1. First, the MG workflow tries to find out if and where the pathogen exists among the 94 plates of input samples. To do so, it needs only 94 sets of reagents and reactions and equipment time. It will collect a fraction of the sample fluid in each well—called aliquot—from plate a3—the first plate—, add up aliquots from all 94 wells in the same input sample plate to form a pooled sample, concentrate it, purify it, and send for reaction (Fig. 1). Likewise for plate a4. Next, plate a5. And so on, until plate h12.
2. In practice, high throughput (HT) machines will run reactions on all 94 pools of samples concurrently in a plate of 96 wells (“Set 1 pooled sample plate”), with wells A3 through H12 holding the pooled samples from input sampling plates a3 through h12, respectively, while wells A1 and A2 holding positive/negative controls (Fig. 2, left half).
3. If all come up empty (aka negative), then that’s it—there’s no pathogen, all input samples are in the clear, and we move on.
4. But if there is one (or more) input sample that has the pathogen, one (or more) of the plates will turn up positive from the reactions. Then the method continues as follows.
5. Get a new 96-well plate. Leave the first two wells empty for positive/negative controls. Transfer aliquots from only the tested-positive input sample plate(s), with wells A3 to H12 receiving aliquots from the respective same-label wells of those plates.
6. In fast turnaround practice, setting up this new plate only after results from reactions on the Set 1 pooled sample plate are known adds unacceptable delay. In this situation, this new plate is set up and sent for reactions concurrently with the Set 1 pooled sample plate. In order to do so, instead of selecting only tested-positive input sample plates to pool aliquots from their wells, add up aliquots from all (94) same wells across all (94) input sample plates to place into each well of the new plate (“Set 2 pooled sample plate”) (Fig. 2, right half).
================================
PROBLEM STATEMENT -
For each statement, say whether it agrees with the pooled-testing text, answering yes or no and quoting the words of the text that decide it. 1. In the Set 1 pooled sample plate, wells A1 and A2 hold positive/negative controls. 2. In fast turnaround practice, the Set 2 pooled sample plate is prepared only after results from the Set 1 pooled sample plate are known. 3. The first input sample plate is plate a3. The listing has no connection to the pooled-testing text.

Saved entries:
================================
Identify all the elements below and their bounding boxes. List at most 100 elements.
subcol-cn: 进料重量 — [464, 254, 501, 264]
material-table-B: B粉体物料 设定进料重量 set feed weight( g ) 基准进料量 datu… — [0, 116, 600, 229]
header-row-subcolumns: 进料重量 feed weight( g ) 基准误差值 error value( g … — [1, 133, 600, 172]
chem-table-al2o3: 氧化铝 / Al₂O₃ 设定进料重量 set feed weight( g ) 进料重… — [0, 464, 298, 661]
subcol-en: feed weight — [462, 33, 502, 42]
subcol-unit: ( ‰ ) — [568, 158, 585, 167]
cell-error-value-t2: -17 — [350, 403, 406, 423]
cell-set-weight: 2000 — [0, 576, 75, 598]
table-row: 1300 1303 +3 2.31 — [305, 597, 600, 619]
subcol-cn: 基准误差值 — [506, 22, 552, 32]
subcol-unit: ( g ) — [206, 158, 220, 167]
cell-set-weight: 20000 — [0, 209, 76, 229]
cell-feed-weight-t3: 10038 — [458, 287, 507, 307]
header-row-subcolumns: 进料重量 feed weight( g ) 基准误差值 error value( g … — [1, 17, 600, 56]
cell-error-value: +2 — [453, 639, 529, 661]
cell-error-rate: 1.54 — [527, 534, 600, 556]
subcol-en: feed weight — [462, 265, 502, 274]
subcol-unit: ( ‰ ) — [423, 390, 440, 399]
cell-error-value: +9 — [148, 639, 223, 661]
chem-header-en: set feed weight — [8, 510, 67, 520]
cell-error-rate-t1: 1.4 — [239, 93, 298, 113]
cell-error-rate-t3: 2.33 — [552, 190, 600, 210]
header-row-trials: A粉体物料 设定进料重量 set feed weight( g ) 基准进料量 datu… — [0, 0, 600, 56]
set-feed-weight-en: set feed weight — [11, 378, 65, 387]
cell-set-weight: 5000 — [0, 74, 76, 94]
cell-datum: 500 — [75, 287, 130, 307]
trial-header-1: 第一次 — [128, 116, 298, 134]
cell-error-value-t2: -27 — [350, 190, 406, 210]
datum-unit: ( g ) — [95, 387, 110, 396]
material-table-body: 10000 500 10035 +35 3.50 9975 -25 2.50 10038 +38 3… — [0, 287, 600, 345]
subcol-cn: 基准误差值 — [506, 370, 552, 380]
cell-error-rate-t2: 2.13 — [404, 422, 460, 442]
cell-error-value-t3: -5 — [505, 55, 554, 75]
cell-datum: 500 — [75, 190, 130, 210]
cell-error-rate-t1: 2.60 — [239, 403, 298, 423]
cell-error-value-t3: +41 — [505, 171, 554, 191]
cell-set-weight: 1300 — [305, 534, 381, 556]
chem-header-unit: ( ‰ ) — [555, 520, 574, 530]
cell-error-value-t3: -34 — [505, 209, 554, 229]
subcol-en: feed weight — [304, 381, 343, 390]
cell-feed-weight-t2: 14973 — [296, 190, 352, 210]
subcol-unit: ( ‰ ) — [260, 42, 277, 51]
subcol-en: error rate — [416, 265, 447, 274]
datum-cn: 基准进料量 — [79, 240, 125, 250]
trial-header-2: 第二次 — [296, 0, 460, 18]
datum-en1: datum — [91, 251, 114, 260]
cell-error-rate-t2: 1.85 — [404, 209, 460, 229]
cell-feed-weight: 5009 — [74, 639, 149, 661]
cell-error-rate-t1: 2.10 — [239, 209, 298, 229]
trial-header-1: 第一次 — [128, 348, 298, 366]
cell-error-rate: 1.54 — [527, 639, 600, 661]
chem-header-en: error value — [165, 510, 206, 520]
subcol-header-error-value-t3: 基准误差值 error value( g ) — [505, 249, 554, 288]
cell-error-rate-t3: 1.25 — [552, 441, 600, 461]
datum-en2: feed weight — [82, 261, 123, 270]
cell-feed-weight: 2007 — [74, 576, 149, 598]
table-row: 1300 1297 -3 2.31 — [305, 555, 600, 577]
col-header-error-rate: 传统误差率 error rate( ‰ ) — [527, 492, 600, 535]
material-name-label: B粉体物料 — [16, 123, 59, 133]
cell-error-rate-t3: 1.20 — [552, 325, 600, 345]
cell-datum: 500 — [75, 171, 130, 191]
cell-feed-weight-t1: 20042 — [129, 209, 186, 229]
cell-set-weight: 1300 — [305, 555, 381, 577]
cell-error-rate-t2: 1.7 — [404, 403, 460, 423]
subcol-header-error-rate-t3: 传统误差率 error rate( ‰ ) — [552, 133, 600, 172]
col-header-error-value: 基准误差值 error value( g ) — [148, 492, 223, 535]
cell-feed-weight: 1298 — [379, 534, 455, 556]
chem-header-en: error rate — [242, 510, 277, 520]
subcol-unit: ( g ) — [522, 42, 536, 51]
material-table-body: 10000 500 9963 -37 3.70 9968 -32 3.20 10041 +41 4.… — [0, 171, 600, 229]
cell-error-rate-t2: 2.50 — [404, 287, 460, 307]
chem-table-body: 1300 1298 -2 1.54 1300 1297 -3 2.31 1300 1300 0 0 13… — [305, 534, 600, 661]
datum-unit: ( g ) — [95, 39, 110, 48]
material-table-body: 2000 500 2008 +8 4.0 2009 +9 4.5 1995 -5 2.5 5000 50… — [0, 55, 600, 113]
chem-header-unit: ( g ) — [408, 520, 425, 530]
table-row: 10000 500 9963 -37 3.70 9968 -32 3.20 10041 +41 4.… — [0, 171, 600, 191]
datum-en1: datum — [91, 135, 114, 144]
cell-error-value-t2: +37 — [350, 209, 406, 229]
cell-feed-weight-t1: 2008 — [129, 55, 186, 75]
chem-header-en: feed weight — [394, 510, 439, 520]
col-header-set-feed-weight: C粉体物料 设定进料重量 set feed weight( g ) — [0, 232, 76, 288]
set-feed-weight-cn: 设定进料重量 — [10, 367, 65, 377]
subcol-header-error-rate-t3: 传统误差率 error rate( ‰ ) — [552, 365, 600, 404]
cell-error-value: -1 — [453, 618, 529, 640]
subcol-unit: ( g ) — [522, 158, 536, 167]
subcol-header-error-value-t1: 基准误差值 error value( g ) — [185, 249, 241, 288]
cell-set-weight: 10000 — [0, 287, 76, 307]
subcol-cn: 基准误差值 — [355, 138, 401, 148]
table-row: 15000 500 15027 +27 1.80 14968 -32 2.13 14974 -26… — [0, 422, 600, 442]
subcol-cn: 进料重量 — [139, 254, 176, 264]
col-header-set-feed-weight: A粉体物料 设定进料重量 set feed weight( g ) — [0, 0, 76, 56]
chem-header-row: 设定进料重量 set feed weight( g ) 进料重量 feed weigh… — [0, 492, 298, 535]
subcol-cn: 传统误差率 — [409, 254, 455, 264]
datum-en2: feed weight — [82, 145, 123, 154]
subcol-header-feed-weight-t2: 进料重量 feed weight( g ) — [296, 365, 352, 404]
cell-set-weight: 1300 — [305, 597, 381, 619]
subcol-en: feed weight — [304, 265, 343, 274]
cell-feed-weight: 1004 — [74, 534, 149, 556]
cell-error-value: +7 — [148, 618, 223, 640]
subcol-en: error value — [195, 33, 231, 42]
================================
SOLUTION TO THE EXERCISE -
1. Yes: "wells A1 and A2 holding positive/negative controls"
2. No: "this new plate is set up and sent for reactions concurrently with the Set 1 pooled sample plate"
3. Yes: "plate a3—the first plate"